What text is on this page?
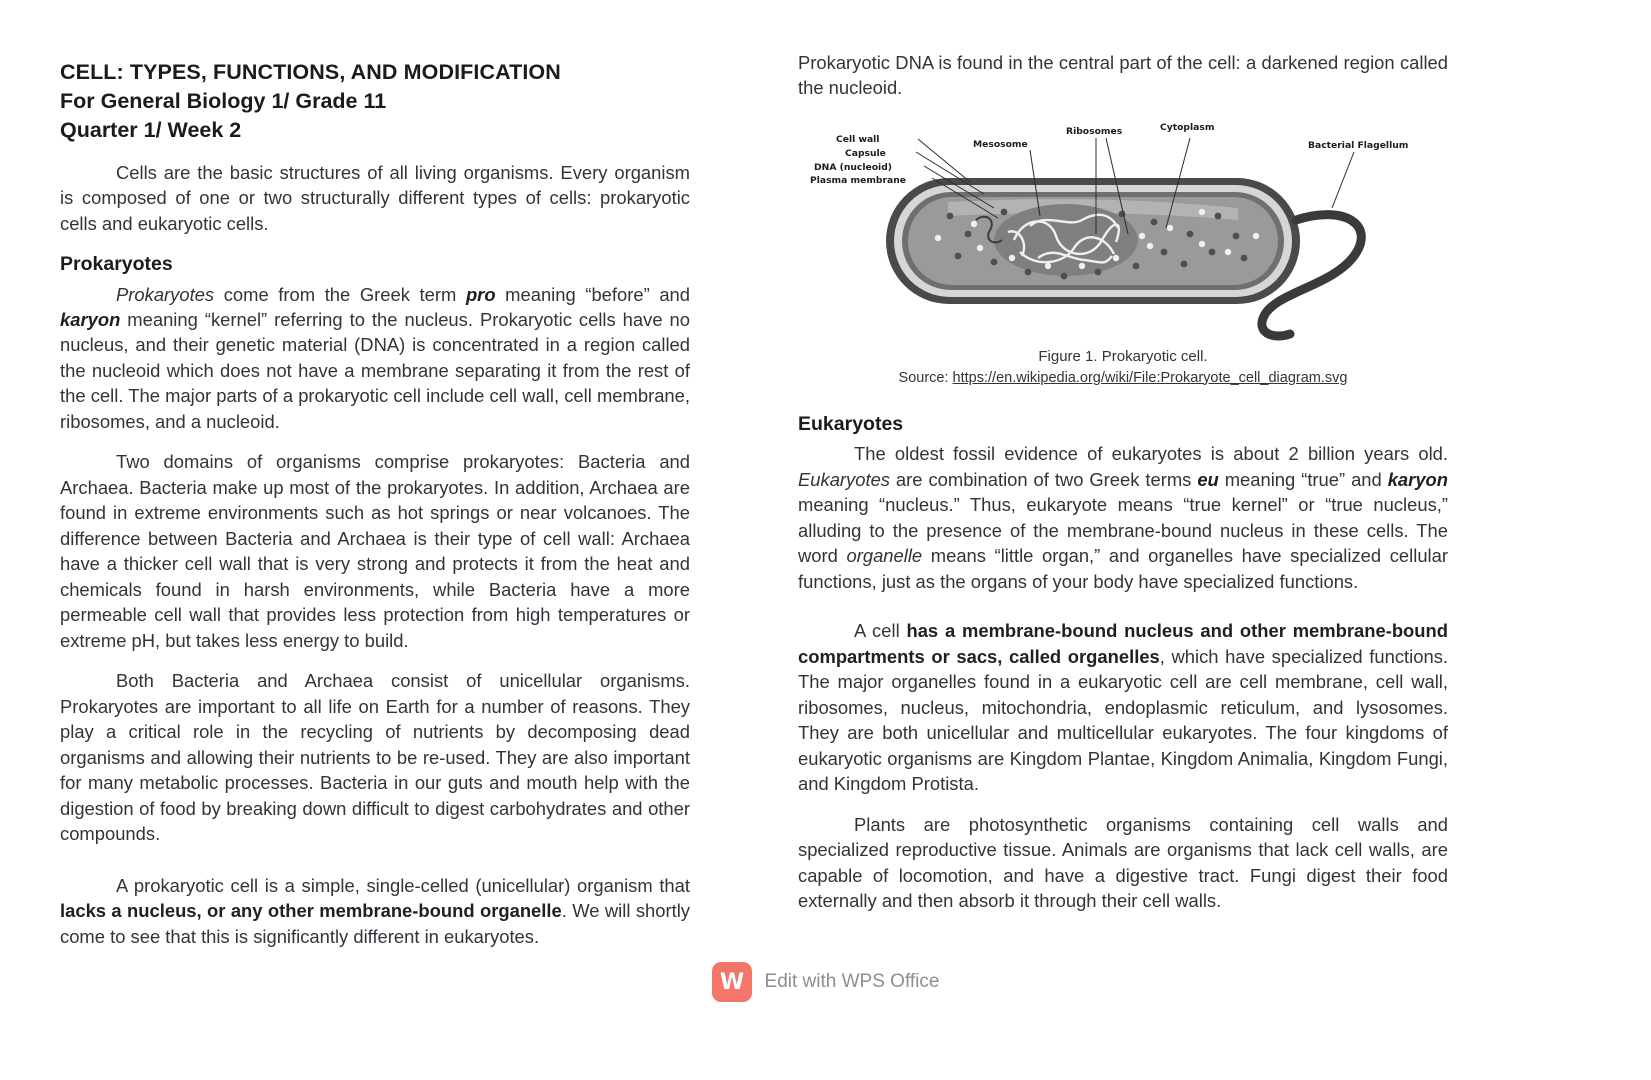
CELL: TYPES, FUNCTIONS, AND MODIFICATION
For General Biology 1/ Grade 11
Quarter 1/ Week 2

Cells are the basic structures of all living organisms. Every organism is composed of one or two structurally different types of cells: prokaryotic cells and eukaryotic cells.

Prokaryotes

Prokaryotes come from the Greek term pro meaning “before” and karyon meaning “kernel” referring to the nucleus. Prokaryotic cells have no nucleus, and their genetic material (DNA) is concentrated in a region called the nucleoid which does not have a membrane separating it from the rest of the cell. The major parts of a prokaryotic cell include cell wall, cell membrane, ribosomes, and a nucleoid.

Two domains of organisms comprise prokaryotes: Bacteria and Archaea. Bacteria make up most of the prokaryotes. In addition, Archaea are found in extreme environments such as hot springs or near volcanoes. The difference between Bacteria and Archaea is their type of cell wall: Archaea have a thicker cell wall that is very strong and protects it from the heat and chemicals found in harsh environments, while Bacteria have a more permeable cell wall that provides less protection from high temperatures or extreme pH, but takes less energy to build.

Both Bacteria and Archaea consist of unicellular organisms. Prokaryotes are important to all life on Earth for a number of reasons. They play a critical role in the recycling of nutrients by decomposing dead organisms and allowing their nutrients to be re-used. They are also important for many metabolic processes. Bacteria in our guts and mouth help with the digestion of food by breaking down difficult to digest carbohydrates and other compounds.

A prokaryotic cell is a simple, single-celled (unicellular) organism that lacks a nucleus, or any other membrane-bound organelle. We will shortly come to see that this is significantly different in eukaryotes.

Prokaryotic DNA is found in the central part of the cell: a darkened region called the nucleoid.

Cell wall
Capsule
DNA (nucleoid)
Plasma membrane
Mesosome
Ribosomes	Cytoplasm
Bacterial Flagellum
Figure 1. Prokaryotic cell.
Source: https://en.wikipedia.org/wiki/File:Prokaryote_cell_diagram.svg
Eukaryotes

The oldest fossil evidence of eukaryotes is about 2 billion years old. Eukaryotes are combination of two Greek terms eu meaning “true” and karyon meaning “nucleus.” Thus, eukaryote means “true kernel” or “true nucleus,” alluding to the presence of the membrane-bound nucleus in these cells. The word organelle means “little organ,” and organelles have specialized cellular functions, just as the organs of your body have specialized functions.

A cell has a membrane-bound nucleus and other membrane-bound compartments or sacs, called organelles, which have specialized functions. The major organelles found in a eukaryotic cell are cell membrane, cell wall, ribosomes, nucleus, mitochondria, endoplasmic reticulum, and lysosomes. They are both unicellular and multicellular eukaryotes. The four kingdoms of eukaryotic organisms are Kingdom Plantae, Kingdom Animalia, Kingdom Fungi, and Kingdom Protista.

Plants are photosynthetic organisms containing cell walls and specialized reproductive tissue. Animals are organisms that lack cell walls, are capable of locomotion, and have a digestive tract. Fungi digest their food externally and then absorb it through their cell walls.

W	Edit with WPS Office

+++++

== Work to be completed ==
Reproduce the data word for word; no pictures.

== Answer box ==
What text is on this page?
CELL: TYPES, FUNCTIONS, AND MODIFICATION
For General Biology 1/ Grade 11
Quarter 1/ Week 2

Cells are the basic structures of all living organisms. Every organism is composed of one or two structurally different types of cells: prokaryotic cells and eukaryotic cells.

Prokaryotes

Prokaryotes come from the Greek term pro meaning “before” and karyon meaning “kernel” referring to the nucleus. Prokaryotic cells have no nucleus, and their genetic material (DNA) is concentrated in a region called the nucleoid which does not have a membrane separating it from the rest of the cell. The major parts of a prokaryotic cell include cell wall, cell membrane, ribosomes, and a nucleoid.

Two domains of organisms comprise prokaryotes: Bacteria and Archaea. Bacteria make up most of the prokaryotes. In addition, Archaea are found in extreme environments such as hot springs or near volcanoes. The difference between Bacteria and Archaea is their type of cell wall: Archaea have a thicker cell wall that is very strong and protects it from the heat and chemicals found in harsh environments, while Bacteria have a more permeable cell wall that provides less protection from high temperatures or extreme pH, but takes less energy to build.

Both Bacteria and Archaea consist of unicellular organisms. Prokaryotes are important to all life on Earth for a number of reasons. They play a critical role in the recycling of nutrients by decomposing dead organisms and allowing their nutrients to be re-used. They are also important for many metabolic processes. Bacteria in our guts and mouth help with the digestion of food by breaking down difficult to digest carbohydrates and other compounds.

A prokaryotic cell is a simple, single-celled (unicellular) organism that lacks a nucleus, or any other membrane-bound organelle. We will shortly come to see that this is significantly different in eukaryotes.

Prokaryotic DNA is found in the central part of the cell: a darkened region called the nucleoid.

Cell wall
Capsule
DNA (nucleoid)
Plasma membrane
Mesosome
Ribosomes	Cytoplasm
Bacterial Flagellum
Figure 1. Prokaryotic cell.
Source: https://en.wikipedia.org/wiki/File:Prokaryote_cell_diagram.svg
Eukaryotes

The oldest fossil evidence of eukaryotes is about 2 billion years old. Eukaryotes are combination of two Greek terms eu meaning “true” and karyon meaning “nucleus.” Thus, eukaryote means “true kernel” or “true nucleus,” alluding to the presence of the membrane-bound nucleus in these cells. The word organelle means “little organ,” and organelles have specialized cellular functions, just as the organs of your body have specialized functions.

A cell has a membrane-bound nucleus and other membrane-bound compartments or sacs, called organelles, which have specialized functions. The major organelles found in a eukaryotic cell are cell membrane, cell wall, ribosomes, nucleus, mitochondria, endoplasmic reticulum, and lysosomes. They are both unicellular and multicellular eukaryotes. The four kingdoms of eukaryotic organisms are Kingdom Plantae, Kingdom Animalia, Kingdom Fungi, and Kingdom Protista.

Plants are photosynthetic organisms containing cell walls and specialized reproductive tissue. Animals are organisms that lack cell walls, are capable of locomotion, and have a digestive tract. Fungi digest their food externally and then absorb it through their cell walls.

W	Edit with WPS Office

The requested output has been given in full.